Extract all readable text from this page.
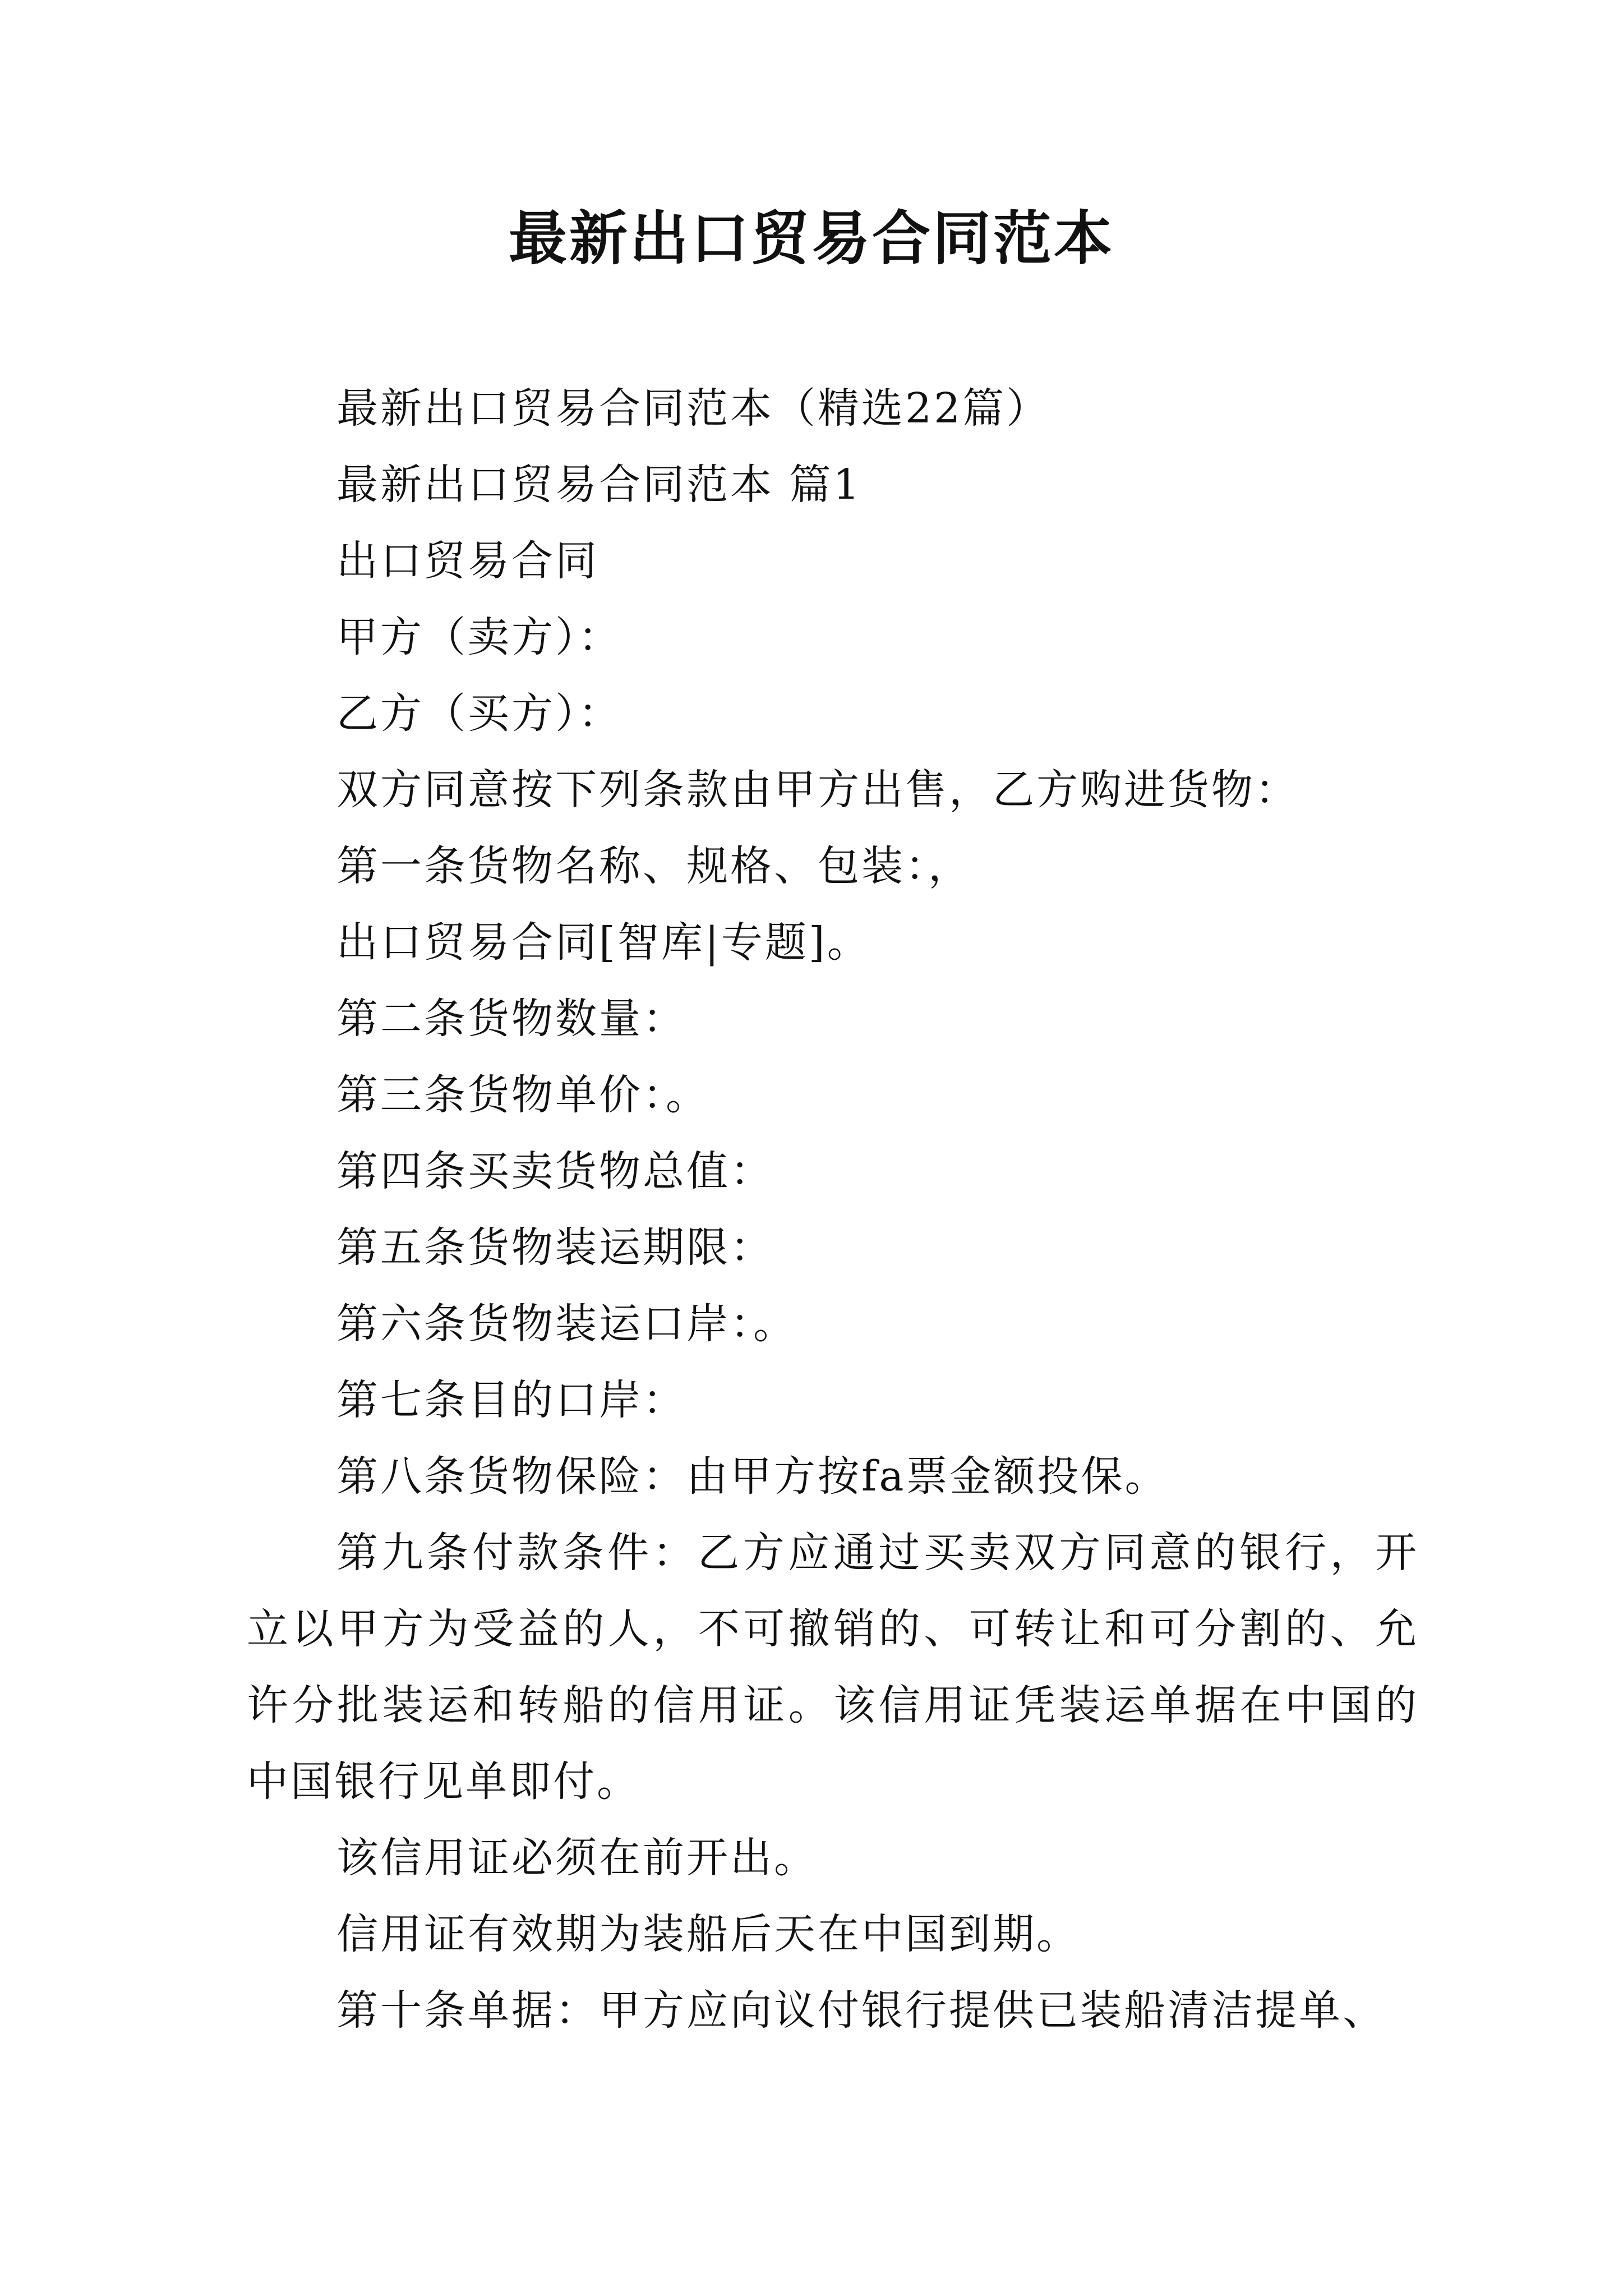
最新出口贸易合同范本

最新出口贸易合同范本（精选22篇）

最新出口贸易合同范本 篇1

出口贸易合同

甲方（卖方）：

乙方（买方）：

双方同意按下列条款由甲方出售，乙方购进货物：

第一条货物名称、规格、包装：，

出口贸易合同[智库|专题]。

第二条货物数量：

第三条货物单价：。

第四条买卖货物总值：

第五条货物装运期限：

第六条货物装运口岸：。

第七条目的口岸：

第八条货物保险：由甲方按fa票金额投保。

第九条付款条件：乙方应通过买卖双方同意的银行，开立以甲方为受益的人，不可撤销的、可转让和可分割的、允许分批装运和转船的信用证。该信用证凭装运单据在中国的中国银行见单即付。

该信用证必须在前开出。

信用证有效期为装船后天在中国到期。

第十条单据：甲方应向议付银行提供已装船清洁提单、
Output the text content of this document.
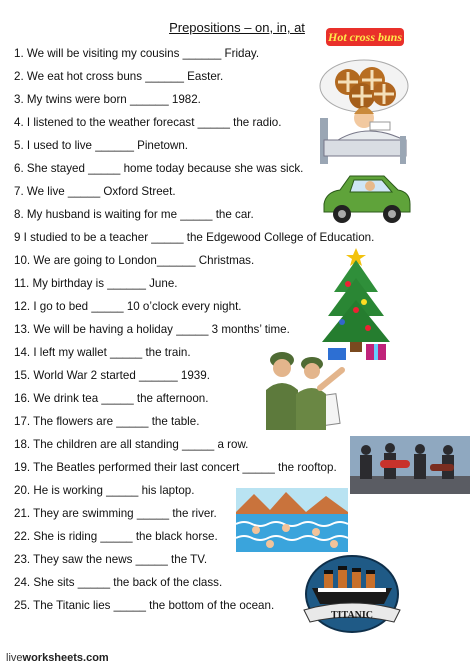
Prepositions – on, in, at
1. We will be visiting my cousins ______ Friday.
2. We eat hot cross buns ______ Easter.
3. My twins were born ______ 1982.
4. I listened to the weather forecast _____ the radio.
5. I used to live ______ Pinetown.
6. She stayed _____ home today because she was sick.
7. We live _____ Oxford Street.
8. My husband is waiting for me _____ the car.
9 I studied to be a teacher _____ the Edgewood College of Education.
10. We are going to London______ Christmas.
11. My birthday is ______ June.
12. I go to bed _____ 10 o’clock every night.
13. We will be having a holiday _____ 3 months’ time.
14. I left my wallet _____ the train.
15. World War 2 started ______ 1939.
16. We drink tea _____ the afternoon.
17. The flowers are _____ the table.
18. The children are all standing _____ a row.
19. The Beatles performed their last concert _____ the rooftop.
20. He is working _____ his laptop.
21. They are swimming _____ the river.
22. She is riding _____ the black horse.
23. They saw the news _____ the TV.
24. She sits _____ the back of the class.
25. The Titanic lies _____ the bottom of the ocean.
Hot cross buns
TITANIC
liveworksheets.com
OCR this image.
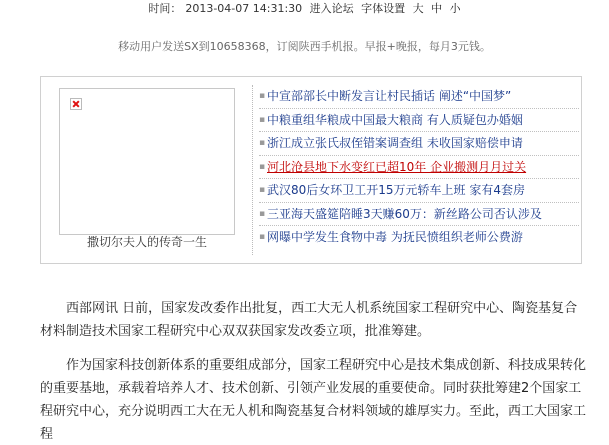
时间： 2013-04-07 14:31:30 进入论坛 字体设置 大 中 小
移动用户发送SX到10658368，订阅陕西手机报。早报+晚报，每月3元钱。
撒切尔夫人的传奇一生
▪ 中宣部部长中断发言让村民插话 阐述“中国梦”
▪ 中粮重组华粮成中国最大粮商 有人质疑包办婚姻
▪ 浙江成立张氏叔侄错案调查组 未收国家赔偿申请
▪ 河北沧县地下水变红已超10年 企业搬测月月过关
▪ 武汉80后女环卫工开15万元轿车上班 家有4套房
▪ 三亚海天盛筵陪睡3天赚60万：新丝路公司否认涉及
▪ 网曝中学发生食物中毒 为抚民愤组织老师公费游

西部网讯 日前，国家发改委作出批复，西工大无人机系统国家工程研究中心、陶瓷基复合材料制造技术国家工程研究中心双双获国家发改委立项，批准筹建。

作为国家科技创新体系的重要组成部分，国家工程研究中心是技术集成创新、科技成果转化的重要基地，承载着培养人才、技术创新、引领产业发展的重要使命。同时获批筹建2个国家工程研究中心，充分说明西工大在无人机和陶瓷基复合材料领域的雄厚实力。至此，西工大国家工程
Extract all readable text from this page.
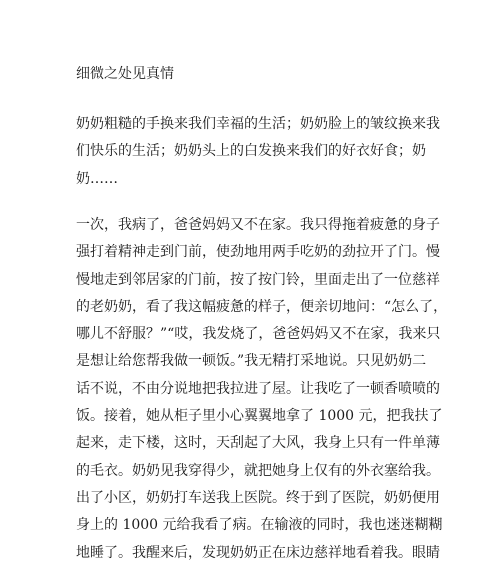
细微之处见真情

奶奶粗糙的手换来我们幸福的生活；奶奶脸上的皱纹换来我
们快乐的生活；奶奶头上的白发换来我们的好衣好食；奶
奶……

一次，我病了，爸爸妈妈又不在家。我只得拖着疲惫的身子
强打着精神走到门前，使劲地用两手吃奶的劲拉开了门。慢
慢地走到邻居家的门前，按了按门铃，里面走出了一位慈祥
的老奶奶，看了我这幅疲惫的样子，便亲切地问：“怎么了，
哪儿不舒服？”“哎，我发烧了，爸爸妈妈又不在家，我来只
是想让给您帮我做一顿饭。”我无精打采地说。只见奶奶二
话不说，不由分说地把我拉进了屋。让我吃了一顿香喷喷的
饭。接着，她从柜子里小心翼翼地拿了 1000 元，把我扶了
起来，走下楼，这时，天刮起了大风，我身上只有一件单薄
的毛衣。奶奶见我穿得少，就把她身上仅有的外衣塞给我。
出了小区，奶奶打车送我上医院。终于到了医院，奶奶便用
身上的 1000 元给我看了病。在输液的同时，我也迷迷糊糊
地睡了。我醒来后，发现奶奶正在床边慈祥地看着我。眼睛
+===+
**What to do**:
Repeat the listing in full and exactly. Leave any pictures out.

**The solution**:
Extract all readable text from this page.
最新出口贸易合同范本

最新出口贸易合同范本（精选22篇）

最新出口贸易合同范本 篇1

出口贸易合同

甲方（卖方）：

乙方（买方）：

双方同意按下列条款由甲方出售，乙方购进货物：

第一条货物名称、规格、包装：，

出口贸易合同[智库|专题]。

第二条货物数量：

第三条货物单价：。

第四条买卖货物总值：

第五条货物装运期限：

第六条货物装运口岸：。

第七条目的口岸：

第八条货物保险：由甲方按fa票金额投保。

第九条付款条件：乙方应通过买卖双方同意的银行，开立以甲方为受益的人，不可撤销的、可转让和可分割的、允许分批装运和转船的信用证。该信用证凭装运单据在中国的中国银行见单即付。

该信用证必须在前开出。

信用证有效期为装船后天在中国到期。

第十条单据：甲方应向议付银行提供已装船清洁提单、
Output the text content of this document.
Prepositions – on, in, at
1. We will be visiting my cousins ______ Friday.
2. We eat hot cross buns ______ Easter.
3. My twins were born ______ 1982.
4. I listened to the weather forecast _____ the radio.
5. I used to live ______ Pinetown.
6. She stayed _____ home today because she was sick.
7. We live _____ Oxford Street.
8. My husband is waiting for me _____ the car.
9 I studied to be a teacher _____ the Edgewood College of Education.
10. We are going to London______ Christmas.
11. My birthday is ______ June.
12. I go to bed _____ 10 o’clock every night.
13. We will be having a holiday _____ 3 months’ time.
14. I left my wallet _____ the train.
15. World War 2 started ______ 1939.
16. We drink tea _____ the afternoon.
17. The flowers are _____ the table.
18. The children are all standing _____ a row.
19. The Beatles performed their last concert _____ the rooftop.
20. He is working _____ his laptop.
21. They are swimming _____ the river.
22. She is riding _____ the black horse.
23. They saw the news _____ the TV.
24. She sits _____ the back of the class.
25. The Titanic lies _____ the bottom of the ocean.
Hot cross buns
TITANIC
liveworksheets.com
OCR this image.
时间： 2013-04-07 14:31:30 进入论坛 字体设置 大 中 小
移动用户发送SX到10658368，订阅陕西手机报。早报+晚报，每月3元钱。
撒切尔夫人的传奇一生
▪ 中宣部部长中断发言让村民插话 阐述“中国梦”
▪ 中粮重组华粮成中国最大粮商 有人质疑包办婚姻
▪ 浙江成立张氏叔侄错案调查组 未收国家赔偿申请
▪ 河北沧县地下水变红已超10年 企业搬测月月过关
▪ 武汉80后女环卫工开15万元轿车上班 家有4套房
▪ 三亚海天盛筵陪睡3天赚60万：新丝路公司否认涉及
▪ 网曝中学发生食物中毒 为抚民愤组织老师公费游

西部网讯 日前，国家发改委作出批复，西工大无人机系统国家工程研究中心、陶瓷基复合材料制造技术国家工程研究中心双双获国家发改委立项，批准筹建。

作为国家科技创新体系的重要组成部分，国家工程研究中心是技术集成创新、科技成果转化的重要基地，承载着培养人才、技术创新、引领产业发展的重要使命。同时获批筹建2个国家工程研究中心，充分说明西工大在无人机和陶瓷基复合材料领域的雄厚实力。至此，西工大国家工程
Extract all readable text from this page.
细微之处见真情

奶奶粗糙的手换来我们幸福的生活；奶奶脸上的皱纹换来我
们快乐的生活；奶奶头上的白发换来我们的好衣好食；奶
奶……

一次，我病了，爸爸妈妈又不在家。我只得拖着疲惫的身子
强打着精神走到门前，使劲地用两手吃奶的劲拉开了门。慢
慢地走到邻居家的门前，按了按门铃，里面走出了一位慈祥
的老奶奶，看了我这幅疲惫的样子，便亲切地问：“怎么了，
哪儿不舒服？”“哎，我发烧了，爸爸妈妈又不在家，我来只
是想让给您帮我做一顿饭。”我无精打采地说。只见奶奶二
话不说，不由分说地把我拉进了屋。让我吃了一顿香喷喷的
饭。接着，她从柜子里小心翼翼地拿了 1000 元，把我扶了
起来，走下楼，这时，天刮起了大风，我身上只有一件单薄
的毛衣。奶奶见我穿得少，就把她身上仅有的外衣塞给我。
出了小区，奶奶打车送我上医院。终于到了医院，奶奶便用
身上的 1000 元给我看了病。在输液的同时，我也迷迷糊糊
地睡了。我醒来后，发现奶奶正在床边慈祥地看着我。眼睛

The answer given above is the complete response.